Now, I’m sure lots of people assume I’m getting huge bucks for all of these, but there’s a wide range of contracts. These books represent more than 20 years of work. So some pay well, and others don’t. If I got $1 per copy, and sold 1,000 copies per week (which would be a really good week,) I’d still not be rich. And I do not get $1 per copy.
“Mascot” was released in paperback. I have some!
I have not seen any info on my WFH digital sales. I’m not sure much, if any, of my WFH material has been released digitally yet.
Funny thing about the how-to book: “Girl to Grrl” sold a very respectable five figures. Quite happy about it.
But “Manga Pro Superstar,” the sequel, did not do as well. It’s actually a much better book. Have no idea what happened there.
What will be really interesting is to see where these numbers will be in one year when I have a couple of original graphic novels out again.
“Girl to Grrl” is much more catchy title. Sometimes that’s what it takes for someone to take a second look.
Interesting information on the royalty sales figures. I didn’t know it was that bad.
Some books don’t pay page rates, but royalties alone. So, an artist who needs to make a living needs to sell a whole hell of a lot of books to make a decent yearly income.
Assume you have a graphic novel that sells 10,000 copies, which would make most small press people keel over with delight. You might get $1 per copy. If it took you a year to do the book, you are not doing well at all.
If you accumulate a body of work as I have, you can supplement that income with your backlist. If your backlist can bring in an extra $15,000 per year in royalties, you can start to make ends meet.
But most artists never reach that point.

## MATERIAL PROVIDED
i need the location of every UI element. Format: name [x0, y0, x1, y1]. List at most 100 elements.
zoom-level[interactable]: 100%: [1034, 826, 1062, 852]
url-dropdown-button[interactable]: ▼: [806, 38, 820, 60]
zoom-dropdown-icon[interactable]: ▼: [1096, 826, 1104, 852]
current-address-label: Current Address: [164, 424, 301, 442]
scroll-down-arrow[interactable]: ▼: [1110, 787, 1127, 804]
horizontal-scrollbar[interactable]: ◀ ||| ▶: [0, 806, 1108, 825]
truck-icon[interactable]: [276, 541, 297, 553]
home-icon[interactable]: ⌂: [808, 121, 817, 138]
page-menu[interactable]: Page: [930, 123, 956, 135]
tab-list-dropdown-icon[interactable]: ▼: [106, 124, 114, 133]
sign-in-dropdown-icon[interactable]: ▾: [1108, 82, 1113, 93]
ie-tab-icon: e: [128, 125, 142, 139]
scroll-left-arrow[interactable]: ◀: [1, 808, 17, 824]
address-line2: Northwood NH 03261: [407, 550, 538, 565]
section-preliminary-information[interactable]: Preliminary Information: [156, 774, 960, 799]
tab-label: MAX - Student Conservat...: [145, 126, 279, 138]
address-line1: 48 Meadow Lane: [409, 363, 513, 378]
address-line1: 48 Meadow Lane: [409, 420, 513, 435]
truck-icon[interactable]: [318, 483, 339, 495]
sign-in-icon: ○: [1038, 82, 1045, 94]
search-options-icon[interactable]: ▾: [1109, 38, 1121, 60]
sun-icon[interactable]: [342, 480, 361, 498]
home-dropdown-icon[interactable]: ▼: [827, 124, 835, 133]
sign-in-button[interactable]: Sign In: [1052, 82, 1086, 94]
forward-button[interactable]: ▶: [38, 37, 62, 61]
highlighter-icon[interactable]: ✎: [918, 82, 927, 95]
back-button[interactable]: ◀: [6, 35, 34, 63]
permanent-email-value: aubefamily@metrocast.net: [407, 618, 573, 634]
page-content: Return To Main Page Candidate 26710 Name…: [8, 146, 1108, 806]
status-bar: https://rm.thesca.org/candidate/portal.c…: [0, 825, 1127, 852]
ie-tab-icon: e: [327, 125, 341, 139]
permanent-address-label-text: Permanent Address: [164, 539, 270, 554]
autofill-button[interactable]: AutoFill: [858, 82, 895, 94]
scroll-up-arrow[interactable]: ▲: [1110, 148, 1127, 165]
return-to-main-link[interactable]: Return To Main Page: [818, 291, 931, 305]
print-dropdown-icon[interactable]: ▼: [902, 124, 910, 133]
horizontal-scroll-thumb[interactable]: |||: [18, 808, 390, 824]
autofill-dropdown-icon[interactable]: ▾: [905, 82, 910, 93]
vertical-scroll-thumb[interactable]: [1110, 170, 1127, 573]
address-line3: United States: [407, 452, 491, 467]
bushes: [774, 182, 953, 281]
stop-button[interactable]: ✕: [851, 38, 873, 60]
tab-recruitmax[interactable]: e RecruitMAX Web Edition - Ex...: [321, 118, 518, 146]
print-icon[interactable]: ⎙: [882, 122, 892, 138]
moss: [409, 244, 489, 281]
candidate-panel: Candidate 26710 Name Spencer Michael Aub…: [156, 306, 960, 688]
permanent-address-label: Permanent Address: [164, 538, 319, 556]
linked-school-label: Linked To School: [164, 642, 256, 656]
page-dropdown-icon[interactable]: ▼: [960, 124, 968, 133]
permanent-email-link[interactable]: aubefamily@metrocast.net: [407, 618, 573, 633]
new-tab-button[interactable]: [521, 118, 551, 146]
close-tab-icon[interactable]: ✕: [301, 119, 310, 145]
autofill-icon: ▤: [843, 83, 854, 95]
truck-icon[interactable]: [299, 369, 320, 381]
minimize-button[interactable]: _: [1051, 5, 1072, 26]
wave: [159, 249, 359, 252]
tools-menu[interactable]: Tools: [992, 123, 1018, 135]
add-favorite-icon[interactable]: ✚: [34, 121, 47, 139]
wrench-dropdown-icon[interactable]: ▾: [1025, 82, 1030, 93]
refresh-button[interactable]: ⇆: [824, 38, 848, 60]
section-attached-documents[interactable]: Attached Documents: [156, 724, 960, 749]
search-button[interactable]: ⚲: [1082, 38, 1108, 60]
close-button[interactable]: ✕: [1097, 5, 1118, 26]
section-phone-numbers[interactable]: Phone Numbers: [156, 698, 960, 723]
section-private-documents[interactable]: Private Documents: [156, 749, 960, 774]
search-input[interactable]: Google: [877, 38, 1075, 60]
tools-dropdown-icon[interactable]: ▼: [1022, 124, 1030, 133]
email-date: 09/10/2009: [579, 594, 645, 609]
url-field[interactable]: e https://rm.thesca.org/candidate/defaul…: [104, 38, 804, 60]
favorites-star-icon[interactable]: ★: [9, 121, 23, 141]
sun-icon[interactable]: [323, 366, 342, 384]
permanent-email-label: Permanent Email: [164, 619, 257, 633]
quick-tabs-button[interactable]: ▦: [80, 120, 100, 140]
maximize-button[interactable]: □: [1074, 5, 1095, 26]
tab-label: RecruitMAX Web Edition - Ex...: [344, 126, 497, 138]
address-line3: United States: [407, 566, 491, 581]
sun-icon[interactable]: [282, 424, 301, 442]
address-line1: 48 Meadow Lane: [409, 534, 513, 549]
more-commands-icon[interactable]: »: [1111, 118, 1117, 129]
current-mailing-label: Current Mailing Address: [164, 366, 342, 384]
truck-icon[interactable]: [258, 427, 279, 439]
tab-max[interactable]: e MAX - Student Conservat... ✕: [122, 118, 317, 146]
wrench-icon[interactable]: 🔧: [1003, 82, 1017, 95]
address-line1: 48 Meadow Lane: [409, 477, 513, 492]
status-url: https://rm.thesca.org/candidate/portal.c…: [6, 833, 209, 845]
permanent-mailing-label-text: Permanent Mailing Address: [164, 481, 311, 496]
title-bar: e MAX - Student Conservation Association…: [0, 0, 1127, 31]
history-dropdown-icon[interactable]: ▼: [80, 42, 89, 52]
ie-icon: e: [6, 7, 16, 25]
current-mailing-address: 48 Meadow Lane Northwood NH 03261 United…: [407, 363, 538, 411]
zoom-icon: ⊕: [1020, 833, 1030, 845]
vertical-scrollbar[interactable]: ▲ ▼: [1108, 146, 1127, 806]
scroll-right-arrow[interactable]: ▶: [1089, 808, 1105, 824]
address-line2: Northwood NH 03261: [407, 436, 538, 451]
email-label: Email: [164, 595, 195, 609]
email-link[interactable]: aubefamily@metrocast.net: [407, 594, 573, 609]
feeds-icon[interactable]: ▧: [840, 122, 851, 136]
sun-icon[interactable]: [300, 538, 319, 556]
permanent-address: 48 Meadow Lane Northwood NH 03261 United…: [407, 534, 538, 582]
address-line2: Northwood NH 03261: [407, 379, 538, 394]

## TASK STATEMENT
Continue the passage about comic book royalties and sales from its last line. The rows have nothing to do with this.

## ANSWER TO THE PROBLEM
Whenever I see some guy on the internet whining about “creator privilege,” he’s whining about creators getting royalty checks for 30 books and 300 books.
You’ve got people marching in Wisconsin to preserve generous back end state benefits for workers, but when an artist wants to make some back end money off a fair and honest sale for goods, this is called “privilege”.
Even with my body of work, my royalty income is not huge, but consider many of my books are collections or collaborations. So, I would not be getting much per copy.
BTW, I’ve left a few of my books off my chart. I only list books that I want to keep an eye on.
Since I have a backlist, and decent income on new work from publishers, I’m in a good position right now. But every freelancer knows how unsteady that is.
A few years ago, I reached the point where my royalty income was solid enough to pay my base expenses, but that income dropped precipitously the next couple of years. My income on my website took a shot up in August last year, which has made a big difference.
It’s extremely important for every creator to maximize a variety of income streams. And I don’t mean getting a day job that keeps you from making art. I know there are people who “didn’t get their dream job, either,” who think this philosophy is just more “creator privilege,” but I see no “privilege” in honest pay for an honest sale.
Strange about that Mascot paperback… I can’t find a listing in Books In Print, Amazon/BN, WorldCat, or HarperCollins. Hardcover, library binding (laminated cover), e-book exist.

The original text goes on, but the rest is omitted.